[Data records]
┏━━

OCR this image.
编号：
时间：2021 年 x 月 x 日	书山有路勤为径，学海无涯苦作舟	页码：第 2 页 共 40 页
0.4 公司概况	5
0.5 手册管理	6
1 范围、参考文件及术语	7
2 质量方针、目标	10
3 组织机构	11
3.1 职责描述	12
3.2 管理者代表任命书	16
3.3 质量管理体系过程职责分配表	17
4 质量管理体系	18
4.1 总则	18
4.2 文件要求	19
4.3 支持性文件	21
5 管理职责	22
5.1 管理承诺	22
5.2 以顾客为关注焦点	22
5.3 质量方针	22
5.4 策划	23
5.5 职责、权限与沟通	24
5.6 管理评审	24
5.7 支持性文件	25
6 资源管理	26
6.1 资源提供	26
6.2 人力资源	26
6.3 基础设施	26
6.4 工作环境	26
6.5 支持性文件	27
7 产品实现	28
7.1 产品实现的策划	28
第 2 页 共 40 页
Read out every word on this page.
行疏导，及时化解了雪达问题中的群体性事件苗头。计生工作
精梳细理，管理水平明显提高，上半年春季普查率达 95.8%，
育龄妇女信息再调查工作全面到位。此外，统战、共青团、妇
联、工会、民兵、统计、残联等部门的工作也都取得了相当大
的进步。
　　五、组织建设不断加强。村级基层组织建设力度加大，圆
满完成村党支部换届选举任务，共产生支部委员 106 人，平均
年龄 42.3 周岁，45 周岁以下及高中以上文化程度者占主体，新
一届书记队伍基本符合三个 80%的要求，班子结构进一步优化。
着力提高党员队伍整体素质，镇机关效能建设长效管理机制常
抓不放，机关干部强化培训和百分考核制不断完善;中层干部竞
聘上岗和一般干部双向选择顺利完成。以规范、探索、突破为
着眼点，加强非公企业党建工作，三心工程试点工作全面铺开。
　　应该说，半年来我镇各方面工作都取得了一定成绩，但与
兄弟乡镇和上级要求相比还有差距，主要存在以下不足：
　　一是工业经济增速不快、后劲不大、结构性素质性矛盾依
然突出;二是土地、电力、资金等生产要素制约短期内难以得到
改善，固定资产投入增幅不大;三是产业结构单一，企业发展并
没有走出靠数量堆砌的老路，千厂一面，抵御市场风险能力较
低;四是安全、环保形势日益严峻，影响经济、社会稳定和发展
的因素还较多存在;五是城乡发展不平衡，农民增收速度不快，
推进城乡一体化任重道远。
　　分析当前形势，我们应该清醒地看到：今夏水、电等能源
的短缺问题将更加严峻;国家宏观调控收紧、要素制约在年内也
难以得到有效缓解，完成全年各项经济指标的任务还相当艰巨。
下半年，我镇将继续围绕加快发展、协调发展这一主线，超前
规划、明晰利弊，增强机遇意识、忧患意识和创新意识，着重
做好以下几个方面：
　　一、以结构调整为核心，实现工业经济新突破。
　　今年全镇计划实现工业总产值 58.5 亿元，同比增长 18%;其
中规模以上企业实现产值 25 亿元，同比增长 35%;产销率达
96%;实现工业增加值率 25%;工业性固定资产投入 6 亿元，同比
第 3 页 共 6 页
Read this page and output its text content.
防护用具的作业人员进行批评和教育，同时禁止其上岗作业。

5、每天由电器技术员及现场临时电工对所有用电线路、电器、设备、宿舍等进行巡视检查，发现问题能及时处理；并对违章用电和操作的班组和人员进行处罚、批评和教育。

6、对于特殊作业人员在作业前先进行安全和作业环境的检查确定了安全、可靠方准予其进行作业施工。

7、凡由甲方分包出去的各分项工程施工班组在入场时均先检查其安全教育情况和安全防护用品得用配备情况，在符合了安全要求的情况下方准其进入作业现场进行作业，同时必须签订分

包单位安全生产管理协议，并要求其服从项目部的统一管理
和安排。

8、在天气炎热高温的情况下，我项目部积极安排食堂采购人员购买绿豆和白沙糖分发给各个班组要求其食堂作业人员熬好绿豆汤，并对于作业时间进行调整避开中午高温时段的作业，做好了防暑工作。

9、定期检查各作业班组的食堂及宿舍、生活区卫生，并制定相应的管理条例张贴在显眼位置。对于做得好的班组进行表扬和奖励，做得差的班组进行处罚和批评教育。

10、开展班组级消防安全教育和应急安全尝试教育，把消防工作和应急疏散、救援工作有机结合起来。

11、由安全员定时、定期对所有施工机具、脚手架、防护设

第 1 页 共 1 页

┗━━

## Exercise details:
Your task is to reproduce the whole listing exactly.

## Task result:
OCR this image.
编号：
时间：2021 年 x 月 x 日	书山有路勤为径，学海无涯苦作舟	页码：第 2 页 共 40 页
0.4 公司概况	5
0.5 手册管理	6
1 范围、参考文件及术语	7
2 质量方针、目标	10
3 组织机构	11
3.1 职责描述	12
3.2 管理者代表任命书	16
3.3 质量管理体系过程职责分配表	17
4 质量管理体系	18
4.1 总则	18
4.2 文件要求	19
4.3 支持性文件	21
5 管理职责	22
5.1 管理承诺	22
5.2 以顾客为关注焦点	22
5.3 质量方针	22
5.4 策划	23
5.5 职责、权限与沟通	24
5.6 管理评审	24
5.7 支持性文件	25
6 资源管理	26
6.1 资源提供	26
6.2 人力资源	26
6.3 基础设施	26
6.4 工作环境	26
6.5 支持性文件	27
7 产品实现	28
7.1 产品实现的策划	28
第 2 页 共 40 页
Read out every word on this page.
行疏导，及时化解了雪达问题中的群体性事件苗头。计生工作
精梳细理，管理水平明显提高，上半年春季普查率达 95.8%，
育龄妇女信息再调查工作全面到位。此外，统战、共青团、妇
联、工会、民兵、统计、残联等部门的工作也都取得了相当大
的进步。
　　五、组织建设不断加强。村级基层组织建设力度加大，圆
满完成村党支部换届选举任务，共产生支部委员 106 人，平均
年龄 42.3 周岁，45 周岁以下及高中以上文化程度者占主体，新
一届书记队伍基本符合三个 80%的要求，班子结构进一步优化。
着力提高党员队伍整体素质，镇机关效能建设长效管理机制常
抓不放，机关干部强化培训和百分考核制不断完善;中层干部竞
聘上岗和一般干部双向选择顺利完成。以规范、探索、突破为
着眼点，加强非公企业党建工作，三心工程试点工作全面铺开。
　　应该说，半年来我镇各方面工作都取得了一定成绩，但与
兄弟乡镇和上级要求相比还有差距，主要存在以下不足：
　　一是工业经济增速不快、后劲不大、结构性素质性矛盾依
然突出;二是土地、电力、资金等生产要素制约短期内难以得到
改善，固定资产投入增幅不大;三是产业结构单一，企业发展并
没有走出靠数量堆砌的老路，千厂一面，抵御市场风险能力较
低;四是安全、环保形势日益严峻，影响经济、社会稳定和发展
的因素还较多存在;五是城乡发展不平衡，农民增收速度不快，
推进城乡一体化任重道远。
　　分析当前形势，我们应该清醒地看到：今夏水、电等能源
的短缺问题将更加严峻;国家宏观调控收紧、要素制约在年内也
难以得到有效缓解，完成全年各项经济指标的任务还相当艰巨。
下半年，我镇将继续围绕加快发展、协调发展这一主线，超前
规划、明晰利弊，增强机遇意识、忧患意识和创新意识，着重
做好以下几个方面：
　　一、以结构调整为核心，实现工业经济新突破。
　　今年全镇计划实现工业总产值 58.5 亿元，同比增长 18%;其
中规模以上企业实现产值 25 亿元，同比增长 35%;产销率达
96%;实现工业增加值率 25%;工业性固定资产投入 6 亿元，同比
第 3 页 共 6 页
Read this page and output its text content.
防护用具的作业人员进行批评和教育，同时禁止其上岗作业。

5、每天由电器技术员及现场临时电工对所有用电线路、电器、设备、宿舍等进行巡视检查，发现问题能及时处理；并对违章用电和操作的班组和人员进行处罚、批评和教育。

6、对于特殊作业人员在作业前先进行安全和作业环境的检查确定了安全、可靠方准予其进行作业施工。

7、凡由甲方分包出去的各分项工程施工班组在入场时均先检查其安全教育情况和安全防护用品得用配备情况，在符合了安全要求的情况下方准其进入作业现场进行作业，同时必须签订分

包单位安全生产管理协议，并要求其服从项目部的统一管理
和安排。

8、在天气炎热高温的情况下，我项目部积极安排食堂采购人员购买绿豆和白沙糖分发给各个班组要求其食堂作业人员熬好绿豆汤，并对于作业时间进行调整避开中午高温时段的作业，做好了防暑工作。

9、定期检查各作业班组的食堂及宿舍、生活区卫生，并制定相应的管理条例张贴在显眼位置。对于做得好的班组进行表扬和奖励，做得差的班组进行处罚和批评教育。

10、开展班组级消防安全教育和应急安全尝试教育，把消防工作和应急疏散、救援工作有机结合起来。

11、由安全员定时、定期对所有施工机具、脚手架、防护设

第 1 页 共 1 页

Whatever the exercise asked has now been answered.